* What to produce: Reproduce each of the lines word for word.

(Dataset records)
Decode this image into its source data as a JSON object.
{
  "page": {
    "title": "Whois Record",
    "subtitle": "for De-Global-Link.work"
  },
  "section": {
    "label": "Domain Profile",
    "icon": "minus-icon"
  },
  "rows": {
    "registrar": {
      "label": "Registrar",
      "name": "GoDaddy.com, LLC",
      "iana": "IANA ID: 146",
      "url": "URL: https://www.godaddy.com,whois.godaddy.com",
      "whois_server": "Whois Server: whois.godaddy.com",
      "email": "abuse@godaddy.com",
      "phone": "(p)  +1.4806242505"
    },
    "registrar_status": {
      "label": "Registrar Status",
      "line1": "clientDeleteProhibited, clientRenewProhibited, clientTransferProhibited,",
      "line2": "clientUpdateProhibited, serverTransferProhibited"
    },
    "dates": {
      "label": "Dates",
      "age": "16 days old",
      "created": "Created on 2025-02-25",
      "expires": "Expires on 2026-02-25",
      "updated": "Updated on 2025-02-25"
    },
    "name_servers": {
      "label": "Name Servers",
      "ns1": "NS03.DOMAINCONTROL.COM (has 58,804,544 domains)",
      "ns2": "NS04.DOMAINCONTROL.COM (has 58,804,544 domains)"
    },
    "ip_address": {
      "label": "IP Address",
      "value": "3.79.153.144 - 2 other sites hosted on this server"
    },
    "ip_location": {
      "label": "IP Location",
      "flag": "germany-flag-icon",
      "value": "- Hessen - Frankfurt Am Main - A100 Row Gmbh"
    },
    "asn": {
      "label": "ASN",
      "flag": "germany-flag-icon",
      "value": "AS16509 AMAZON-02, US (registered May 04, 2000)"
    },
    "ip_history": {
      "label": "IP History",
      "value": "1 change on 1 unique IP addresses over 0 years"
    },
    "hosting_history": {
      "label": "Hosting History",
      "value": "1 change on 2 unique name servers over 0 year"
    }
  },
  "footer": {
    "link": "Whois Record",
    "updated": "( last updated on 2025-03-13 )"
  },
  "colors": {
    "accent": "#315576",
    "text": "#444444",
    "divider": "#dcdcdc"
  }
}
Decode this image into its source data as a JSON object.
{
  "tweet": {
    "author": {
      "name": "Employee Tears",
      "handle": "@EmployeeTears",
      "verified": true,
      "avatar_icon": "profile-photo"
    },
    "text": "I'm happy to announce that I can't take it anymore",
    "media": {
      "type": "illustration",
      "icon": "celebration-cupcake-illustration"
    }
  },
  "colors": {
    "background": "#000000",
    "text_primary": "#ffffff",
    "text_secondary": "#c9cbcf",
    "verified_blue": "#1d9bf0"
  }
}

* Answer:
Decode this image into its source data as a JSON object.
{
  "page": {
    "title": "Whois Record",
    "subtitle": "for De-Global-Link.work"
  },
  "section": {
    "label": "Domain Profile",
    "icon": "minus-icon"
  },
  "rows": {
    "registrar": {
      "label": "Registrar",
      "name": "GoDaddy.com, LLC",
      "iana": "IANA ID: 146",
      "url": "URL: https://www.godaddy.com,whois.godaddy.com",
      "whois_server": "Whois Server: whois.godaddy.com",
      "email": "abuse@godaddy.com",
      "phone": "(p)  +1.4806242505"
    },
    "registrar_status": {
      "label": "Registrar Status",
      "line1": "clientDeleteProhibited, clientRenewProhibited, clientTransferProhibited,",
      "line2": "clientUpdateProhibited, serverTransferProhibited"
    },
    "dates": {
      "label": "Dates",
      "age": "16 days old",
      "created": "Created on 2025-02-25",
      "expires": "Expires on 2026-02-25",
      "updated": "Updated on 2025-02-25"
    },
    "name_servers": {
      "label": "Name Servers",
      "ns1": "NS03.DOMAINCONTROL.COM (has 58,804,544 domains)",
      "ns2": "NS04.DOMAINCONTROL.COM (has 58,804,544 domains)"
    },
    "ip_address": {
      "label": "IP Address",
      "value": "3.79.153.144 - 2 other sites hosted on this server"
    },
    "ip_location": {
      "label": "IP Location",
      "flag": "germany-flag-icon",
      "value": "- Hessen - Frankfurt Am Main - A100 Row Gmbh"
    },
    "asn": {
      "label": "ASN",
      "flag": "germany-flag-icon",
      "value": "AS16509 AMAZON-02, US (registered May 04, 2000)"
    },
    "ip_history": {
      "label": "IP History",
      "value": "1 change on 1 unique IP addresses over 0 years"
    },
    "hosting_history": {
      "label": "Hosting History",
      "value": "1 change on 2 unique name servers over 0 year"
    }
  },
  "footer": {
    "link": "Whois Record",
    "updated": "( last updated on 2025-03-13 )"
  },
  "colors": {
    "accent": "#315576",
    "text": "#444444",
    "divider": "#dcdcdc"
  }
}
Decode this image into its source data as a JSON object.
{
  "tweet": {
    "author": {
      "name": "Employee Tears",
      "handle": "@EmployeeTears",
      "verified": true,
      "avatar_icon": "profile-photo"
    },
    "text": "I'm happy to announce that I can't take it anymore",
    "media": {
      "type": "illustration",
      "icon": "celebration-cupcake-illustration"
    }
  },
  "colors": {
    "background": "#000000",
    "text_primary": "#ffffff",
    "text_secondary": "#c9cbcf",
    "verified_blue": "#1d9bf0"
  }
}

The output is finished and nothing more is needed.